— Start Input material —

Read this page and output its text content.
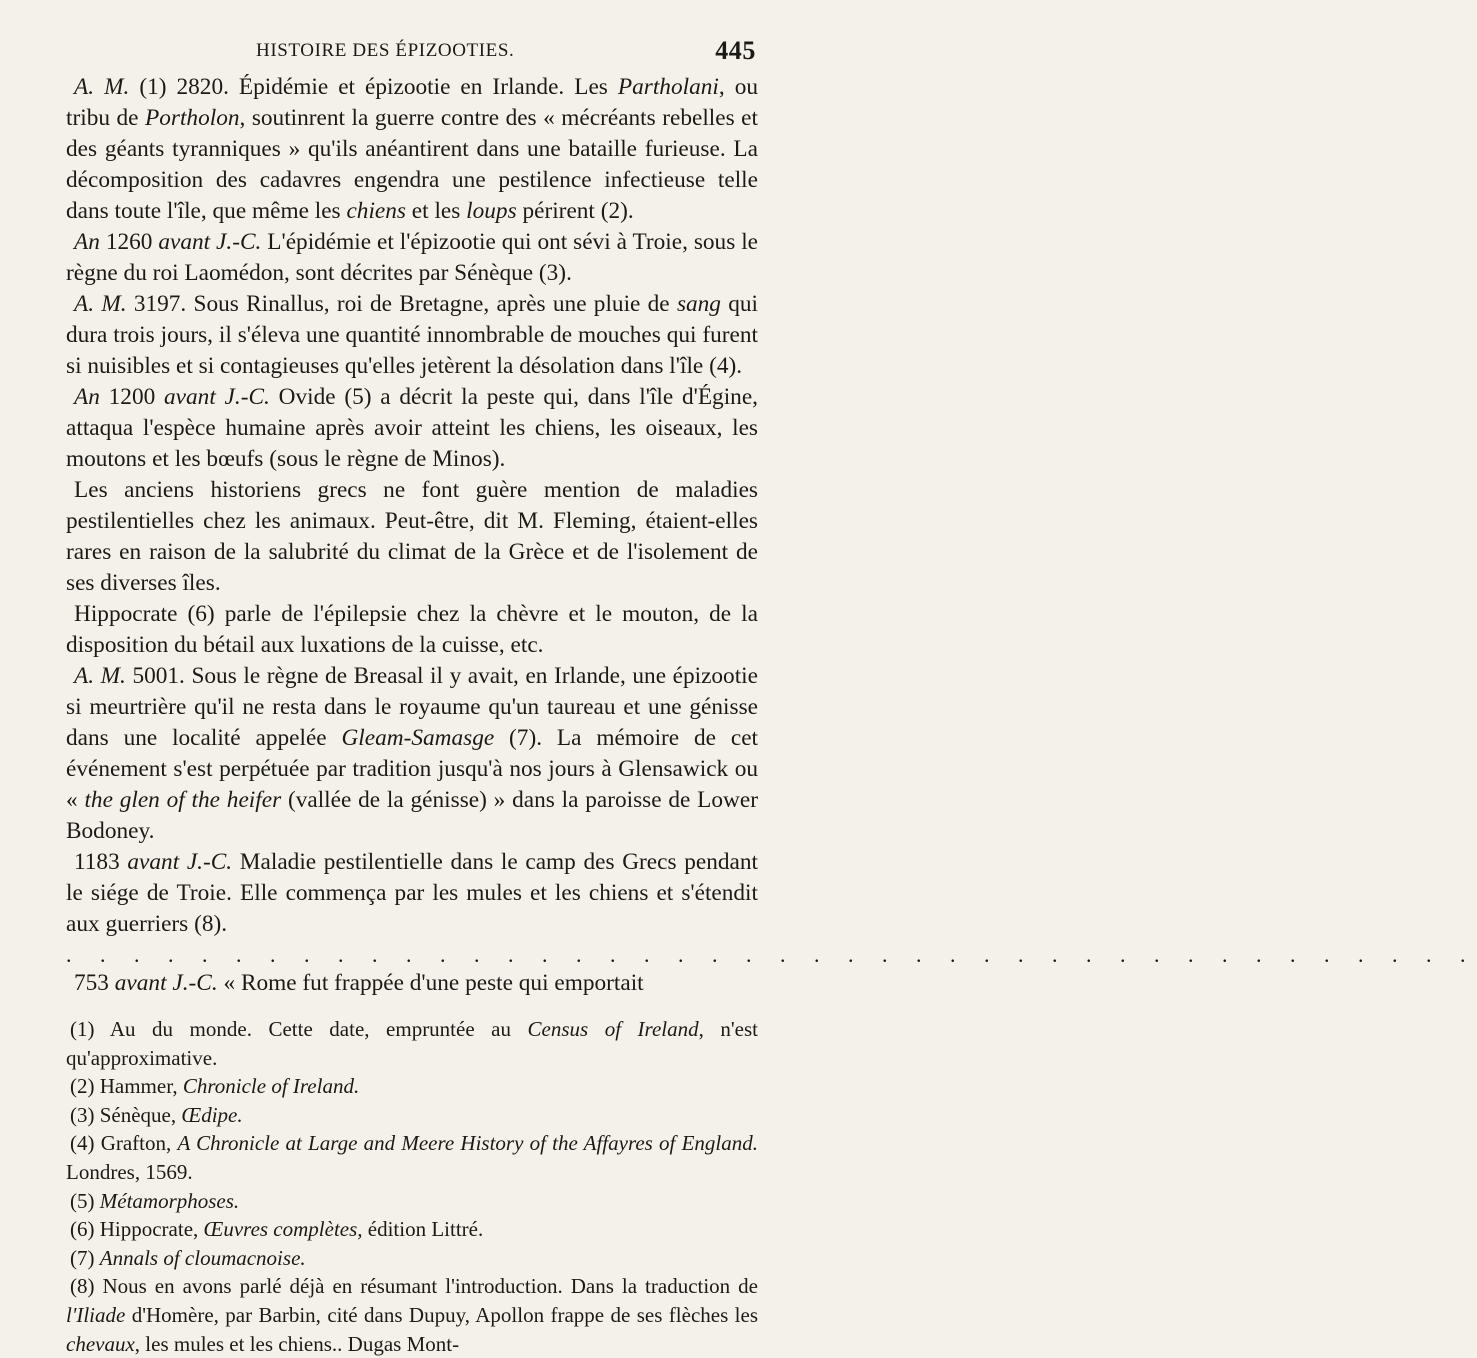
HISTOIRE DES ÉPIZOOTIES.	445

A. M. (1) 2820. Épidémie et épizootie en Irlande. Les Partholani, ou tribu de Portholon, soutinrent la guerre contre des « mécréants rebelles et des géants tyranniques » qu'ils anéantirent dans une bataille furieuse. La décomposition des cadavres engendra une pestilence infectieuse telle dans toute l'île, que même les chiens et les loups périrent (2).

An 1260 avant J.-C. L'épidémie et l'épizootie qui ont sévi à Troie, sous le règne du roi Laomédon, sont décrites par Sénèque (3).

A. M. 3197. Sous Rinallus, roi de Bretagne, après une pluie de sang qui dura trois jours, il s'éleva une quantité innombrable de mouches qui furent si nuisibles et si contagieuses qu'elles jetèrent la désolation dans l'île (4).

An 1200 avant J.-C. Ovide (5) a décrit la peste qui, dans l'île d'Égine, attaqua l'espèce humaine après avoir atteint les chiens, les oiseaux, les moutons et les bœufs (sous le règne de Minos).

Les anciens historiens grecs ne font guère mention de maladies pestilentielles chez les animaux. Peut-être, dit M. Fleming, étaient-elles rares en raison de la salubrité du climat de la Grèce et de l'isolement de ses diverses îles.

Hippocrate (6) parle de l'épilepsie chez la chèvre et le mouton, de la disposition du bétail aux luxations de la cuisse, etc.

A. M. 5001. Sous le règne de Breasal il y avait, en Irlande, une épizootie si meurtrière qu'il ne resta dans le royaume qu'un taureau et une génisse dans une localité appelée Gleam-Samasge (7). La mémoire de cet événement s'est perpétuée par tradition jusqu'à nos jours à Glensawick ou « the glen of the heifer (vallée de la génisse) » dans la paroisse de Lower Bodoney.

1183 avant J.-C. Maladie pestilentielle dans le camp des Grecs pendant le siége de Troie. Elle commença par les mules et les chiens et s'étendit aux guerriers (8).

. . . . . . . . . . . . . . . . . . . . . . . . . . . . . . . . . . . . . . . . . .

753 avant J.-C. « Rome fut frappée d'une peste qui emportait

(1) Au du monde. Cette date, empruntée au Census of Ireland, n'est qu'approximative.

(2) Hammer, Chronicle of Ireland.

(3) Sénèque, Œdipe.

(4) Grafton, A Chronicle at Large and Meere History of the Affayres of England. Londres, 1569.

(5) Métamorphoses.

(6) Hippocrate, Œuvres complètes, édition Littré.

(7) Annals of cloumacnoise.

(8) Nous en avons parlé déjà en résumant l'introduction. Dans la traduction de l'Iliade d'Homère, par Barbin, cité dans Dupuy, Apollon frappe de ses flèches les chevaux, les mules et les chiens.. Dugas Mont-
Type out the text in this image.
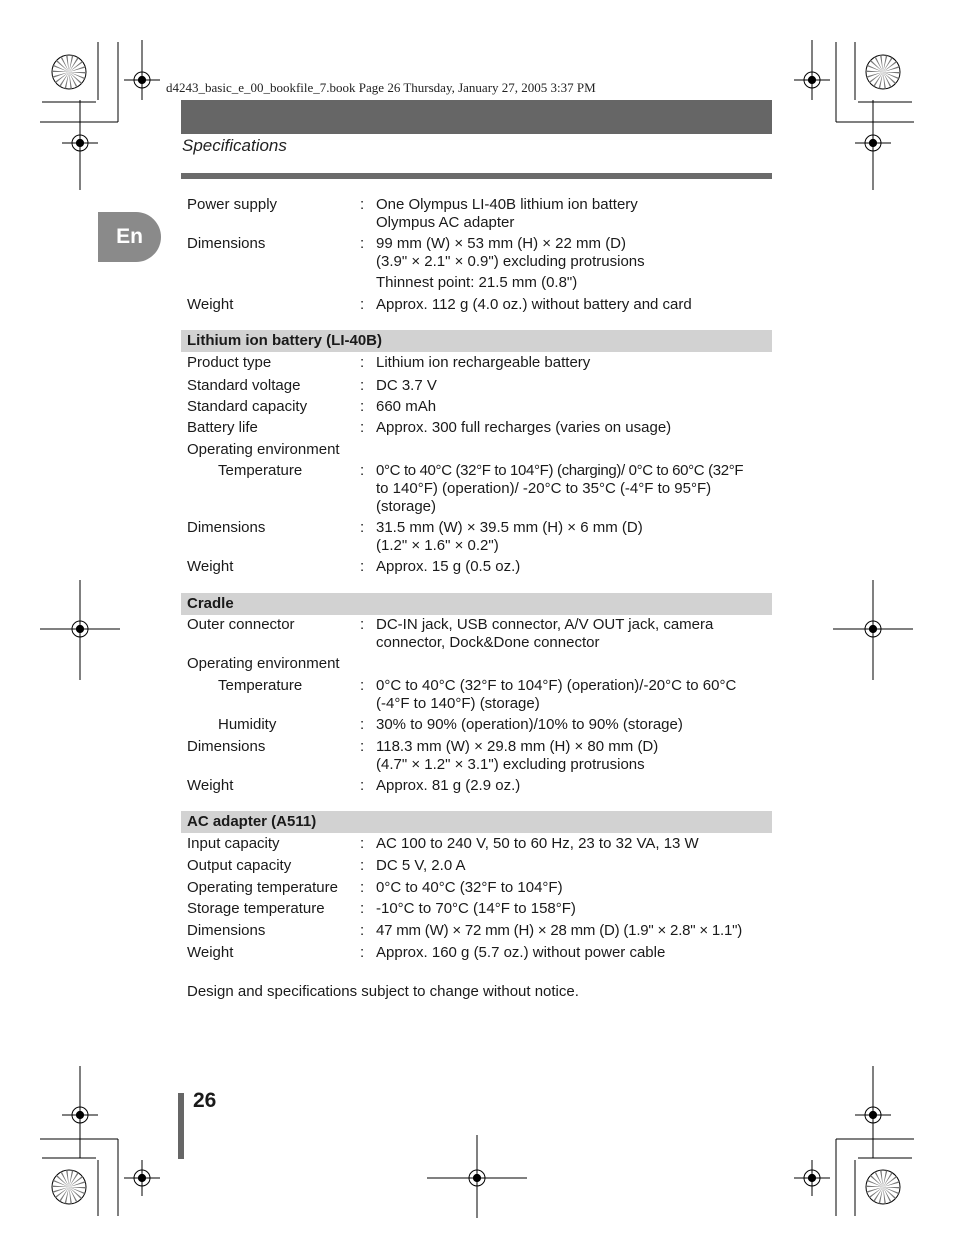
d4243_basic_e_00_bookfile_7.book Page 26 Thursday, January 27, 2005 3:37 PM
Specifications
En
Power supply	: One Olympus LI-40B lithium ion battery
Olympus AC adapter
Dimensions	: 99 mm (W) × 53 mm (H) × 22 mm (D)
(3.9" × 2.1" × 0.9") excluding protrusions
Thinnest point: 21.5 mm (0.8")
Weight	: Approx. 112 g (4.0 oz.) without battery and card
Lithium ion battery (LI-40B)
Product type	: Lithium ion rechargeable battery
Standard voltage	: DC 3.7 V
Standard capacity	: 660 mAh
Battery life	: Approx. 300 full recharges (varies on usage)
Operating environment
Temperature	: 0°C to 40°C (32°F to 104°F) (charging)/ 0°C to 60°C (32°F
to 140°F) (operation)/ -20°C to 35°C (-4°F to 95°F)
(storage)
Dimensions	: 31.5 mm (W) × 39.5 mm (H) × 6 mm (D)
(1.2" × 1.6" × 0.2")
Weight	: Approx. 15 g (0.5 oz.)
Cradle
Outer connector	: DC-IN jack, USB connector, A/V OUT jack, camera
connector, Dock&Done connector
Operating environment
Temperature	: 0°C to 40°C (32°F to 104°F) (operation)/-20°C to 60°C
(-4°F to 140°F) (storage)
Humidity	: 30% to 90% (operation)/10% to 90% (storage)
Dimensions	: 118.3 mm (W) × 29.8 mm (H) × 80 mm (D)
(4.7" × 1.2" × 3.1") excluding protrusions
Weight	: Approx. 81 g (2.9 oz.)
AC adapter (A511)
Input capacity	: AC 100 to 240 V, 50 to 60 Hz, 23 to 32 VA, 13 W
Output capacity	: DC 5 V, 2.0 A
Operating temperature : 0°C to 40°C (32°F to 104°F)
Storage temperature : -10°C to 70°C (14°F to 158°F)
Dimensions	: 47 mm (W) × 72 mm (H) × 28 mm (D) (1.9" × 2.8" × 1.1")
Weight	: Approx. 160 g (5.7 oz.) without power cable
Design and specifications subject to change without notice.
26
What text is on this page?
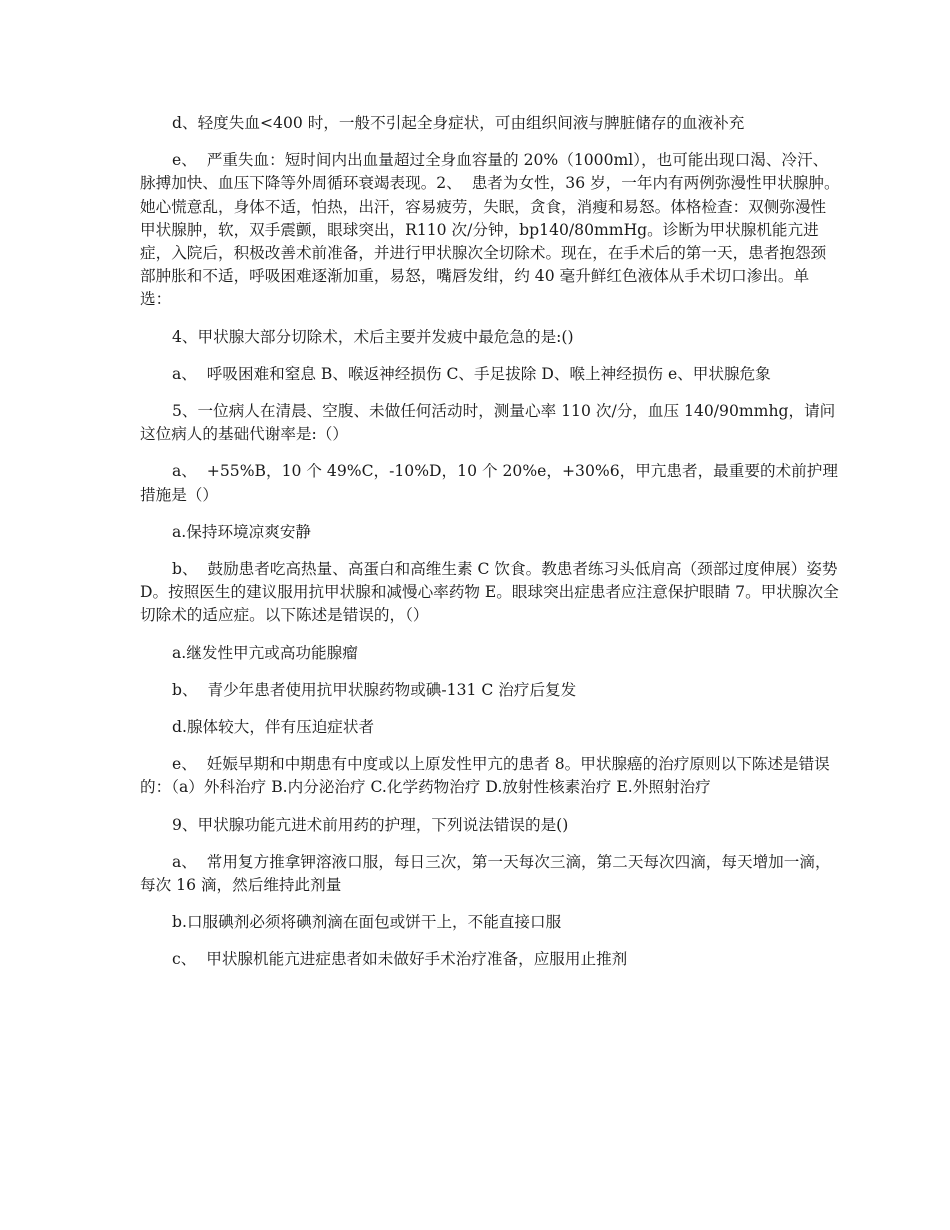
d、轻度失血<400 时，一般不引起全身症状，可由组织间液与脾脏储存的血液补充

e、  严重失血：短时间内出血量超过全身血容量的 20%（1000ml），也可能出现口渴、冷汗、脉搏加快、血压下降等外周循环衰竭表现。2、  患者为女性，36 岁，一年内有两例弥漫性甲状腺肿。她心慌意乱，身体不适，怕热，出汗，容易疲劳，失眠，贪食，消瘦和易怒。体格检查：双侧弥漫性甲状腺肿，软，双手震颤，眼球突出，R110 次/分钟，bp140/80mmHg。诊断为甲状腺机能亢进症，入院后，积极改善术前准备，并进行甲状腺次全切除术。现在，在手术后的第一天，患者抱怨颈部肿胀和不适，呼吸困难逐渐加重，易怒，嘴唇发绀，约 40 毫升鲜红色液体从手术切口渗出。单选：

4、甲状腺大部分切除术，术后主要并发疲中最危急的是:()

a、  呼吸困难和窒息 B、喉返神经损伤 C、手足拔除 D、喉上神经损伤 e、甲状腺危象

5、一位病人在清晨、空腹、未做任何活动时，测量心率 110 次/分，血压 140/90mmhg，请问这位病人的基础代谢率是:（）

a、  +55%B，10 个 49%C，-10%D，10 个 20%e，+30%6，甲亢患者，最重要的术前护理措施是（）

a.保持环境凉爽安静

b、  鼓励患者吃高热量、高蛋白和高维生素 C 饮食。教患者练习头低肩高（颈部过度伸展）姿势 D。按照医生的建议服用抗甲状腺和减慢心率药物 E。眼球突出症患者应注意保护眼睛 7。甲状腺次全切除术的适应症。以下陈述是错误的，（）

a.继发性甲亢或高功能腺瘤

b、  青少年患者使用抗甲状腺药物或碘-131 C 治疗后复发

d.腺体较大，伴有压迫症状者

e、  妊娠早期和中期患有中度或以上原发性甲亢的患者 8。甲状腺癌的治疗原则以下陈述是错误的：（a）外科治疗 B.内分泌治疗 C.化学药物治疗 D.放射性核素治疗 E.外照射治疗

9、甲状腺功能亢进术前用药的护理，下列说法错误的是()

a、  常用复方推拿钾溶液口服，每日三次，第一天每次三滴，第二天每次四滴，每天增加一滴，每次 16 滴，然后维持此剂量

b.口服碘剂必须将碘剂滴在面包或饼干上，不能直接口服

c、  甲状腺机能亢进症患者如未做好手术治疗准备，应服用止推剂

— End Input material —

Short task:
Copy each line in full and exactly, omitting any picture.

Task output:
Read this page and output its text content.
HISTOIRE DES ÉPIZOOTIES.	445

A. M. (1) 2820. Épidémie et épizootie en Irlande. Les Partholani, ou tribu de Portholon, soutinrent la guerre contre des « mécréants rebelles et des géants tyranniques » qu'ils anéantirent dans une bataille furieuse. La décomposition des cadavres engendra une pestilence infectieuse telle dans toute l'île, que même les chiens et les loups périrent (2).

An 1260 avant J.-C. L'épidémie et l'épizootie qui ont sévi à Troie, sous le règne du roi Laomédon, sont décrites par Sénèque (3).

A. M. 3197. Sous Rinallus, roi de Bretagne, après une pluie de sang qui dura trois jours, il s'éleva une quantité innombrable de mouches qui furent si nuisibles et si contagieuses qu'elles jetèrent la désolation dans l'île (4).

An 1200 avant J.-C. Ovide (5) a décrit la peste qui, dans l'île d'Égine, attaqua l'espèce humaine après avoir atteint les chiens, les oiseaux, les moutons et les bœufs (sous le règne de Minos).

Les anciens historiens grecs ne font guère mention de maladies pestilentielles chez les animaux. Peut-être, dit M. Fleming, étaient-elles rares en raison de la salubrité du climat de la Grèce et de l'isolement de ses diverses îles.

Hippocrate (6) parle de l'épilepsie chez la chèvre et le mouton, de la disposition du bétail aux luxations de la cuisse, etc.

A. M. 5001. Sous le règne de Breasal il y avait, en Irlande, une épizootie si meurtrière qu'il ne resta dans le royaume qu'un taureau et une génisse dans une localité appelée Gleam-Samasge (7). La mémoire de cet événement s'est perpétuée par tradition jusqu'à nos jours à Glensawick ou « the glen of the heifer (vallée de la génisse) » dans la paroisse de Lower Bodoney.

1183 avant J.-C. Maladie pestilentielle dans le camp des Grecs pendant le siége de Troie. Elle commença par les mules et les chiens et s'étendit aux guerriers (8).

. . . . . . . . . . . . . . . . . . . . . . . . . . . . . . . . . . . . . . . . . .

753 avant J.-C. « Rome fut frappée d'une peste qui emportait

(1) Au du monde. Cette date, empruntée au Census of Ireland, n'est qu'approximative.

(2) Hammer, Chronicle of Ireland.

(3) Sénèque, Œdipe.

(4) Grafton, A Chronicle at Large and Meere History of the Affayres of England. Londres, 1569.

(5) Métamorphoses.

(6) Hippocrate, Œuvres complètes, édition Littré.

(7) Annals of cloumacnoise.

(8) Nous en avons parlé déjà en résumant l'introduction. Dans la traduction de l'Iliade d'Homère, par Barbin, cité dans Dupuy, Apollon frappe de ses flèches les chevaux, les mules et les chiens.. Dugas Mont-
Type out the text in this image.
d4243_basic_e_00_bookfile_7.book Page 26 Thursday, January 27, 2005 3:37 PM
Specifications
En
Power supply	: One Olympus LI-40B lithium ion battery
Olympus AC adapter
Dimensions	: 99 mm (W) × 53 mm (H) × 22 mm (D)
(3.9" × 2.1" × 0.9") excluding protrusions
Thinnest point: 21.5 mm (0.8")
Weight	: Approx. 112 g (4.0 oz.) without battery and card
Lithium ion battery (LI-40B)
Product type	: Lithium ion rechargeable battery
Standard voltage	: DC 3.7 V
Standard capacity	: 660 mAh
Battery life	: Approx. 300 full recharges (varies on usage)
Operating environment
Temperature	: 0°C to 40°C (32°F to 104°F) (charging)/ 0°C to 60°C (32°F
to 140°F) (operation)/ -20°C to 35°C (-4°F to 95°F)
(storage)
Dimensions	: 31.5 mm (W) × 39.5 mm (H) × 6 mm (D)
(1.2" × 1.6" × 0.2")
Weight	: Approx. 15 g (0.5 oz.)
Cradle
Outer connector	: DC-IN jack, USB connector, A/V OUT jack, camera
connector, Dock&Done connector
Operating environment
Temperature	: 0°C to 40°C (32°F to 104°F) (operation)/-20°C to 60°C
(-4°F to 140°F) (storage)
Humidity	: 30% to 90% (operation)/10% to 90% (storage)
Dimensions	: 118.3 mm (W) × 29.8 mm (H) × 80 mm (D)
(4.7" × 1.2" × 3.1") excluding protrusions
Weight	: Approx. 81 g (2.9 oz.)
AC adapter (A511)
Input capacity	: AC 100 to 240 V, 50 to 60 Hz, 23 to 32 VA, 13 W
Output capacity	: DC 5 V, 2.0 A
Operating temperature : 0°C to 40°C (32°F to 104°F)
Storage temperature : -10°C to 70°C (14°F to 158°F)
Dimensions	: 47 mm (W) × 72 mm (H) × 28 mm (D) (1.9" × 2.8" × 1.1")
Weight	: Approx. 160 g (5.7 oz.) without power cable
Design and specifications subject to change without notice.
26
What text is on this page?
d、轻度失血<400 时，一般不引起全身症状，可由组织间液与脾脏储存的血液补充

e、  严重失血：短时间内出血量超过全身血容量的 20%（1000ml），也可能出现口渴、冷汗、脉搏加快、血压下降等外周循环衰竭表现。2、  患者为女性，36 岁，一年内有两例弥漫性甲状腺肿。她心慌意乱，身体不适，怕热，出汗，容易疲劳，失眠，贪食，消瘦和易怒。体格检查：双侧弥漫性甲状腺肿，软，双手震颤，眼球突出，R110 次/分钟，bp140/80mmHg。诊断为甲状腺机能亢进症，入院后，积极改善术前准备，并进行甲状腺次全切除术。现在，在手术后的第一天，患者抱怨颈部肿胀和不适，呼吸困难逐渐加重，易怒，嘴唇发绀，约 40 毫升鲜红色液体从手术切口渗出。单选：

4、甲状腺大部分切除术，术后主要并发疲中最危急的是:()

a、  呼吸困难和窒息 B、喉返神经损伤 C、手足拔除 D、喉上神经损伤 e、甲状腺危象

5、一位病人在清晨、空腹、未做任何活动时，测量心率 110 次/分，血压 140/90mmhg，请问这位病人的基础代谢率是:（）

a、  +55%B，10 个 49%C，-10%D，10 个 20%e，+30%6，甲亢患者，最重要的术前护理措施是（）

a.保持环境凉爽安静

b、  鼓励患者吃高热量、高蛋白和高维生素 C 饮食。教患者练习头低肩高（颈部过度伸展）姿势 D。按照医生的建议服用抗甲状腺和减慢心率药物 E。眼球突出症患者应注意保护眼睛 7。甲状腺次全切除术的适应症。以下陈述是错误的，（）

a.继发性甲亢或高功能腺瘤

b、  青少年患者使用抗甲状腺药物或碘-131 C 治疗后复发

d.腺体较大，伴有压迫症状者

e、  妊娠早期和中期患有中度或以上原发性甲亢的患者 8。甲状腺癌的治疗原则以下陈述是错误的：（a）外科治疗 B.内分泌治疗 C.化学药物治疗 D.放射性核素治疗 E.外照射治疗

9、甲状腺功能亢进术前用药的护理，下列说法错误的是()

a、  常用复方推拿钾溶液口服，每日三次，第一天每次三滴，第二天每次四滴，每天增加一滴，每次 16 滴，然后维持此剂量

b.口服碘剂必须将碘剂滴在面包或饼干上，不能直接口服

c、  甲状腺机能亢进症患者如未做好手术治疗准备，应服用止推剂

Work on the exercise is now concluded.